[Provided data]

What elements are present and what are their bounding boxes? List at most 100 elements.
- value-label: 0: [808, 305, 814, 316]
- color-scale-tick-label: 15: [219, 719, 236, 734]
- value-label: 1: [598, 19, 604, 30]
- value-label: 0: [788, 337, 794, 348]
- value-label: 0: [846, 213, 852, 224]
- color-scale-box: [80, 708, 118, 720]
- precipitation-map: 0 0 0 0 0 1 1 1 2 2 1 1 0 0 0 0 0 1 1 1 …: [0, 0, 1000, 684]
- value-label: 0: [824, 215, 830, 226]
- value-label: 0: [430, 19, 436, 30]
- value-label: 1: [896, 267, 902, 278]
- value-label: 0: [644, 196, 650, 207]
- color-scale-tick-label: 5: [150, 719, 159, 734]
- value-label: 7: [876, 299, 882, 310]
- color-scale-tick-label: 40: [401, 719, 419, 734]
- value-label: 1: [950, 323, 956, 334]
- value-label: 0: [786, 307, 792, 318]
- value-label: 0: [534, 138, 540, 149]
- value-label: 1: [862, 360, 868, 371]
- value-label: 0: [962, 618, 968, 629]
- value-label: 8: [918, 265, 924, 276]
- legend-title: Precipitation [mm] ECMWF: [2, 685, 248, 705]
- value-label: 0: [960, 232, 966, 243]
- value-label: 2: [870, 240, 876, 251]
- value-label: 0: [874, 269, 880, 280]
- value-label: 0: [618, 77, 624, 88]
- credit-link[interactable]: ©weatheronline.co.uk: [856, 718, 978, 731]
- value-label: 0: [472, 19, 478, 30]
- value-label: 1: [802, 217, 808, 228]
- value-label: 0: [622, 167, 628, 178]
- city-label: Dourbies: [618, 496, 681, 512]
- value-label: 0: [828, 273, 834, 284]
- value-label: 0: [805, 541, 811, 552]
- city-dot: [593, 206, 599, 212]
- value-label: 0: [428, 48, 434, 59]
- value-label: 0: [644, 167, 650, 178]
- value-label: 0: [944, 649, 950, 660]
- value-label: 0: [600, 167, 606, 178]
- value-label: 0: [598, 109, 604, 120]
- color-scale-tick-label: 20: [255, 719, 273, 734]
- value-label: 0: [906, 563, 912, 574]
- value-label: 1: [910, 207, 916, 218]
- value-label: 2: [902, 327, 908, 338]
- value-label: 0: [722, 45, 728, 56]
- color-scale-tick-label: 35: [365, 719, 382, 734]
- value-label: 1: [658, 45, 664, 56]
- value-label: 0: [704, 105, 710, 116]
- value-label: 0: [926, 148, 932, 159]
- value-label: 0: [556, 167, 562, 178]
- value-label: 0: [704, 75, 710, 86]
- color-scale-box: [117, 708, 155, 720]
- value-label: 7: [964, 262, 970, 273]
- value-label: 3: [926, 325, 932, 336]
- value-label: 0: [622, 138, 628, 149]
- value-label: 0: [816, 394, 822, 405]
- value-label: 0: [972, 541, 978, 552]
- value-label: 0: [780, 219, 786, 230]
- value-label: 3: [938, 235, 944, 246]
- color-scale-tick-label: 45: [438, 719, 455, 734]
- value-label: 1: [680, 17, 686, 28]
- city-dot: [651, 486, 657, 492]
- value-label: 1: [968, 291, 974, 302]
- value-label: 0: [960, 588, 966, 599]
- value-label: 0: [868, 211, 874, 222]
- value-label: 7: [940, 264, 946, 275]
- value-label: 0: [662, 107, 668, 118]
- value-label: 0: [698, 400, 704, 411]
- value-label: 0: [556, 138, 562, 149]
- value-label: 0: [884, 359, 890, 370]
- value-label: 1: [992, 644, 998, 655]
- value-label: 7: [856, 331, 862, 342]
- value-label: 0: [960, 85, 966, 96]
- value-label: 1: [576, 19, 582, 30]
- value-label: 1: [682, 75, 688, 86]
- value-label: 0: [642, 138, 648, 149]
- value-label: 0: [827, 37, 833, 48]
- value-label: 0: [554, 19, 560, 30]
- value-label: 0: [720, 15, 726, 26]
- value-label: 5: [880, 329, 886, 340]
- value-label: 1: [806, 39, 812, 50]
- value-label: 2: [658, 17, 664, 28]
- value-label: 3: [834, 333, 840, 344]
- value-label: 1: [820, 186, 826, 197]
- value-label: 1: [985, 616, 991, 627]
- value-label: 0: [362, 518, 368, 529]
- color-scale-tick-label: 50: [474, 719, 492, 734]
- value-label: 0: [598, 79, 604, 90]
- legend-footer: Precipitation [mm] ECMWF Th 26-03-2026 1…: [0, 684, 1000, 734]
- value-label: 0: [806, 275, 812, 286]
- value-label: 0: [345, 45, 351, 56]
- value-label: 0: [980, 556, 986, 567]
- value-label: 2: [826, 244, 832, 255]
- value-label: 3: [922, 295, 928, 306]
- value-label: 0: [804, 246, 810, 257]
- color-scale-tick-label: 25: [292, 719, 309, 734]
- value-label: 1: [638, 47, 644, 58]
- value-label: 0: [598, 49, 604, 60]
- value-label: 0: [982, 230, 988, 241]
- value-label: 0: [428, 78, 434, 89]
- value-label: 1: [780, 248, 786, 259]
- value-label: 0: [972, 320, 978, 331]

[Goal of the exercise] Write out all of the entries above again, keeping every line identical.

[Worked solution]
What elements are present and what are their bounding boxes? List at most 100 elements.
- value-label: 0: [808, 305, 814, 316]
- color-scale-tick-label: 15: [219, 719, 236, 734]
- value-label: 1: [598, 19, 604, 30]
- value-label: 0: [788, 337, 794, 348]
- value-label: 0: [846, 213, 852, 224]
- color-scale-box: [80, 708, 118, 720]
- precipitation-map: 0 0 0 0 0 1 1 1 2 2 1 1 0 0 0 0 0 1 1 1 …: [0, 0, 1000, 684]
- value-label: 0: [824, 215, 830, 226]
- value-label: 0: [430, 19, 436, 30]
- value-label: 1: [896, 267, 902, 278]
- value-label: 0: [644, 196, 650, 207]
- color-scale-tick-label: 5: [150, 719, 159, 734]
- value-label: 7: [876, 299, 882, 310]
- color-scale-tick-label: 40: [401, 719, 419, 734]
- value-label: 1: [950, 323, 956, 334]
- value-label: 0: [786, 307, 792, 318]
- value-label: 0: [534, 138, 540, 149]
- value-label: 1: [862, 360, 868, 371]
- value-label: 0: [962, 618, 968, 629]
- value-label: 8: [918, 265, 924, 276]
- legend-title: Precipitation [mm] ECMWF: [2, 685, 248, 705]
- value-label: 0: [960, 232, 966, 243]
- value-label: 2: [870, 240, 876, 251]
- value-label: 0: [874, 269, 880, 280]
- value-label: 0: [618, 77, 624, 88]
- credit-link[interactable]: ©weatheronline.co.uk: [856, 718, 978, 731]
- value-label: 0: [472, 19, 478, 30]
- value-label: 1: [802, 217, 808, 228]
- value-label: 0: [622, 167, 628, 178]
- city-label: Dourbies: [618, 496, 681, 512]
- value-label: 0: [828, 273, 834, 284]
- value-label: 0: [805, 541, 811, 552]
- city-dot: [593, 206, 599, 212]
- value-label: 0: [428, 48, 434, 59]
- value-label: 0: [644, 167, 650, 178]
- value-label: 0: [944, 649, 950, 660]
- value-label: 0: [600, 167, 606, 178]
- value-label: 0: [598, 109, 604, 120]
- color-scale-tick-label: 20: [255, 719, 273, 734]
- value-label: 0: [906, 563, 912, 574]
- value-label: 1: [910, 207, 916, 218]
- value-label: 2: [902, 327, 908, 338]
- value-label: 0: [722, 45, 728, 56]
- color-scale-tick-label: 35: [365, 719, 382, 734]
- value-label: 1: [658, 45, 664, 56]
- value-label: 0: [704, 105, 710, 116]
- value-label: 0: [926, 148, 932, 159]
- value-label: 0: [556, 167, 562, 178]
- value-label: 0: [704, 75, 710, 86]
- color-scale-box: [117, 708, 155, 720]
- value-label: 7: [964, 262, 970, 273]
- value-label: 3: [926, 325, 932, 336]
- value-label: 0: [622, 138, 628, 149]
- value-label: 0: [816, 394, 822, 405]
- value-label: 0: [972, 541, 978, 552]
- value-label: 0: [780, 219, 786, 230]
- value-label: 3: [938, 235, 944, 246]
- color-scale-tick-label: 45: [438, 719, 455, 734]
- value-label: 1: [680, 17, 686, 28]
- city-dot: [651, 486, 657, 492]
- value-label: 1: [968, 291, 974, 302]
- value-label: 0: [960, 588, 966, 599]
- value-label: 0: [868, 211, 874, 222]
- value-label: 7: [940, 264, 946, 275]
- value-label: 0: [662, 107, 668, 118]
- value-label: 0: [698, 400, 704, 411]
- value-label: 0: [556, 138, 562, 149]
- value-label: 0: [884, 359, 890, 370]
- value-label: 1: [992, 644, 998, 655]
- value-label: 7: [856, 331, 862, 342]
- value-label: 0: [960, 85, 966, 96]
- value-label: 1: [576, 19, 582, 30]
- value-label: 1: [682, 75, 688, 86]
- value-label: 0: [642, 138, 648, 149]
- value-label: 0: [827, 37, 833, 48]
- value-label: 0: [554, 19, 560, 30]
- value-label: 0: [720, 15, 726, 26]
- value-label: 5: [880, 329, 886, 340]
- value-label: 1: [806, 39, 812, 50]
- value-label: 2: [658, 17, 664, 28]
- value-label: 3: [834, 333, 840, 344]
- value-label: 1: [820, 186, 826, 197]
- value-label: 1: [985, 616, 991, 627]
- value-label: 0: [362, 518, 368, 529]
- color-scale-tick-label: 50: [474, 719, 492, 734]
- value-label: 0: [598, 79, 604, 90]
- legend-footer: Precipitation [mm] ECMWF Th 26-03-2026 1…: [0, 684, 1000, 734]
- value-label: 0: [806, 275, 812, 286]
- value-label: 0: [345, 45, 351, 56]
- value-label: 0: [980, 556, 986, 567]
- value-label: 2: [826, 244, 832, 255]
- value-label: 3: [922, 295, 928, 306]
- value-label: 0: [804, 246, 810, 257]
- color-scale-tick-label: 25: [292, 719, 309, 734]
- value-label: 1: [638, 47, 644, 58]
- value-label: 0: [598, 49, 604, 60]
- value-label: 0: [982, 230, 988, 241]
- value-label: 0: [428, 78, 434, 89]
- value-label: 1: [780, 248, 786, 259]
- value-label: 0: [972, 320, 978, 331]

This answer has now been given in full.